=== Work to complete ===
In full and without alteration, give the listing again.

=-=-=

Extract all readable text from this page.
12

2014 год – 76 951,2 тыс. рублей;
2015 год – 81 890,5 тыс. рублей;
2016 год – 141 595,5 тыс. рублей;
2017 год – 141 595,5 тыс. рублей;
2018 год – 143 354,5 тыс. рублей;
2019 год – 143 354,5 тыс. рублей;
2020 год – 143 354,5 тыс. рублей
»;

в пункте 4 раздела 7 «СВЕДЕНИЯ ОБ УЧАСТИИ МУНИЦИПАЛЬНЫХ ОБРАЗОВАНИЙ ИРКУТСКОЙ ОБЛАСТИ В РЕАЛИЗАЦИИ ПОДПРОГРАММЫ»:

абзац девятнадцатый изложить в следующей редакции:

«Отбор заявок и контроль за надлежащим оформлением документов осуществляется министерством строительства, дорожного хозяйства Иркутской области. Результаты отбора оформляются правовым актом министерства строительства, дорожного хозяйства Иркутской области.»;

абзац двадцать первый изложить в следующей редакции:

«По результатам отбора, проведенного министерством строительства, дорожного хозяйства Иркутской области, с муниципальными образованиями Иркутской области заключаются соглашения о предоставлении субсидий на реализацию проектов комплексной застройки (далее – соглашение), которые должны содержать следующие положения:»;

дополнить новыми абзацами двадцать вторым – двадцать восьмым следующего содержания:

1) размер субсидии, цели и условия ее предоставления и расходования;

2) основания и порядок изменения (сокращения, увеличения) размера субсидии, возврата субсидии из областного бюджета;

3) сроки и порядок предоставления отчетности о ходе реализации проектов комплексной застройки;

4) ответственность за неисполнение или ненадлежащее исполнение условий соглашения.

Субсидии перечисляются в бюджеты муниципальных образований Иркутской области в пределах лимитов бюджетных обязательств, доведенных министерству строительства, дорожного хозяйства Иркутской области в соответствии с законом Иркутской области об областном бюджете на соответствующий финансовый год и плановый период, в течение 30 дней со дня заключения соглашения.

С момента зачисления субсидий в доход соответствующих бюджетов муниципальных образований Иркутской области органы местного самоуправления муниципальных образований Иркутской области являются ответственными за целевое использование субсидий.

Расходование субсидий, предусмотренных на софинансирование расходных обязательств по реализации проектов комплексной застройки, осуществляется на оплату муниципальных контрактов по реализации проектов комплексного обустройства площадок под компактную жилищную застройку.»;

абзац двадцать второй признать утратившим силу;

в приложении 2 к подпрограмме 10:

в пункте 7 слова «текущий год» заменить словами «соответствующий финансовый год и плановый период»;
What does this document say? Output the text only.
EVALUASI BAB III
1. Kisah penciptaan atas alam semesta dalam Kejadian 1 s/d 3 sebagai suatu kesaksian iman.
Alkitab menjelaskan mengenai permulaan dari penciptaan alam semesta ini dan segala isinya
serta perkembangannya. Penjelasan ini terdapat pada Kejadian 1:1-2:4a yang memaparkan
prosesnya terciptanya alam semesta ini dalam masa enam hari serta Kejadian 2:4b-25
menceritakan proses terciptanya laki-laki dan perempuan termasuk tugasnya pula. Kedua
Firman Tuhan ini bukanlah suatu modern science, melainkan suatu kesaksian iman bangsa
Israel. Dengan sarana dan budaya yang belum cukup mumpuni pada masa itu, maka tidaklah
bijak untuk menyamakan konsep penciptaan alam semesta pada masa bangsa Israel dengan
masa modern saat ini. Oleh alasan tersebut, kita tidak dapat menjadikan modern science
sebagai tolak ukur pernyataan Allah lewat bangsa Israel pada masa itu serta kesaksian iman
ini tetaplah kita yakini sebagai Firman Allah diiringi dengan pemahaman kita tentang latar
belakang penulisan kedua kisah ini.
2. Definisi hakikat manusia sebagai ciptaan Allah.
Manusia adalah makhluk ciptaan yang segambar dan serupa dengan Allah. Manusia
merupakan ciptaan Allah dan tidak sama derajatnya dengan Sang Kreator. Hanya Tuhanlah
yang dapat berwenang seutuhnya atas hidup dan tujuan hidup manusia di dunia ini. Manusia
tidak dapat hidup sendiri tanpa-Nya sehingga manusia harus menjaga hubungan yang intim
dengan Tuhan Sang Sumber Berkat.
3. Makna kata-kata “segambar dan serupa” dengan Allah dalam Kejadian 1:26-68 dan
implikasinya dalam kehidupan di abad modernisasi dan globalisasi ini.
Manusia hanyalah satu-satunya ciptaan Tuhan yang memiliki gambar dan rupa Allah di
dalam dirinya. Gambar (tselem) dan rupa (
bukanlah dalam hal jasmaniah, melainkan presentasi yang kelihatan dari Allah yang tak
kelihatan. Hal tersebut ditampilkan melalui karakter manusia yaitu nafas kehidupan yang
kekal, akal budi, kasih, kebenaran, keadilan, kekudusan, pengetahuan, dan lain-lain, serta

=-=-=

=== Result of this exercise ===
Extract all readable text from this page.
12

2014 год – 76 951,2 тыс. рублей;
2015 год – 81 890,5 тыс. рублей;
2016 год – 141 595,5 тыс. рублей;
2017 год – 141 595,5 тыс. рублей;
2018 год – 143 354,5 тыс. рублей;
2019 год – 143 354,5 тыс. рублей;
2020 год – 143 354,5 тыс. рублей
»;

в пункте 4 раздела 7 «СВЕДЕНИЯ ОБ УЧАСТИИ МУНИЦИПАЛЬНЫХ ОБРАЗОВАНИЙ ИРКУТСКОЙ ОБЛАСТИ В РЕАЛИЗАЦИИ ПОДПРОГРАММЫ»:

абзац девятнадцатый изложить в следующей редакции:

«Отбор заявок и контроль за надлежащим оформлением документов осуществляется министерством строительства, дорожного хозяйства Иркутской области. Результаты отбора оформляются правовым актом министерства строительства, дорожного хозяйства Иркутской области.»;

абзац двадцать первый изложить в следующей редакции:

«По результатам отбора, проведенного министерством строительства, дорожного хозяйства Иркутской области, с муниципальными образованиями Иркутской области заключаются соглашения о предоставлении субсидий на реализацию проектов комплексной застройки (далее – соглашение), которые должны содержать следующие положения:»;

дополнить новыми абзацами двадцать вторым – двадцать восьмым следующего содержания:

1) размер субсидии, цели и условия ее предоставления и расходования;

2) основания и порядок изменения (сокращения, увеличения) размера субсидии, возврата субсидии из областного бюджета;

3) сроки и порядок предоставления отчетности о ходе реализации проектов комплексной застройки;

4) ответственность за неисполнение или ненадлежащее исполнение условий соглашения.

Субсидии перечисляются в бюджеты муниципальных образований Иркутской области в пределах лимитов бюджетных обязательств, доведенных министерству строительства, дорожного хозяйства Иркутской области в соответствии с законом Иркутской области об областном бюджете на соответствующий финансовый год и плановый период, в течение 30 дней со дня заключения соглашения.

С момента зачисления субсидий в доход соответствующих бюджетов муниципальных образований Иркутской области органы местного самоуправления муниципальных образований Иркутской области являются ответственными за целевое использование субсидий.

Расходование субсидий, предусмотренных на софинансирование расходных обязательств по реализации проектов комплексной застройки, осуществляется на оплату муниципальных контрактов по реализации проектов комплексного обустройства площадок под компактную жилищную застройку.»;

абзац двадцать второй признать утратившим силу;

в приложении 2 к подпрограмме 10:

в пункте 7 слова «текущий год» заменить словами «соответствующий финансовый год и плановый период»;
What does this document say? Output the text only.
EVALUASI BAB III
1. Kisah penciptaan atas alam semesta dalam Kejadian 1 s/d 3 sebagai suatu kesaksian iman.
Alkitab menjelaskan mengenai permulaan dari penciptaan alam semesta ini dan segala isinya
serta perkembangannya. Penjelasan ini terdapat pada Kejadian 1:1-2:4a yang memaparkan
prosesnya terciptanya alam semesta ini dalam masa enam hari serta Kejadian 2:4b-25
menceritakan proses terciptanya laki-laki dan perempuan termasuk tugasnya pula. Kedua
Firman Tuhan ini bukanlah suatu modern science, melainkan suatu kesaksian iman bangsa
Israel. Dengan sarana dan budaya yang belum cukup mumpuni pada masa itu, maka tidaklah
bijak untuk menyamakan konsep penciptaan alam semesta pada masa bangsa Israel dengan
masa modern saat ini. Oleh alasan tersebut, kita tidak dapat menjadikan modern science
sebagai tolak ukur pernyataan Allah lewat bangsa Israel pada masa itu serta kesaksian iman
ini tetaplah kita yakini sebagai Firman Allah diiringi dengan pemahaman kita tentang latar
belakang penulisan kedua kisah ini.
2. Definisi hakikat manusia sebagai ciptaan Allah.
Manusia adalah makhluk ciptaan yang segambar dan serupa dengan Allah. Manusia
merupakan ciptaan Allah dan tidak sama derajatnya dengan Sang Kreator. Hanya Tuhanlah
yang dapat berwenang seutuhnya atas hidup dan tujuan hidup manusia di dunia ini. Manusia
tidak dapat hidup sendiri tanpa-Nya sehingga manusia harus menjaga hubungan yang intim
dengan Tuhan Sang Sumber Berkat.
3. Makna kata-kata “segambar dan serupa” dengan Allah dalam Kejadian 1:26-68 dan
implikasinya dalam kehidupan di abad modernisasi dan globalisasi ini.
Manusia hanyalah satu-satunya ciptaan Tuhan yang memiliki gambar dan rupa Allah di
dalam dirinya. Gambar (tselem) dan rupa (
bukanlah dalam hal jasmaniah, melainkan presentasi yang kelihatan dari Allah yang tak
kelihatan. Hal tersebut ditampilkan melalui karakter manusia yaitu nafas kehidupan yang
kekal, akal budi, kasih, kebenaran, keadilan, kekudusan, pengetahuan, dan lain-lain, serta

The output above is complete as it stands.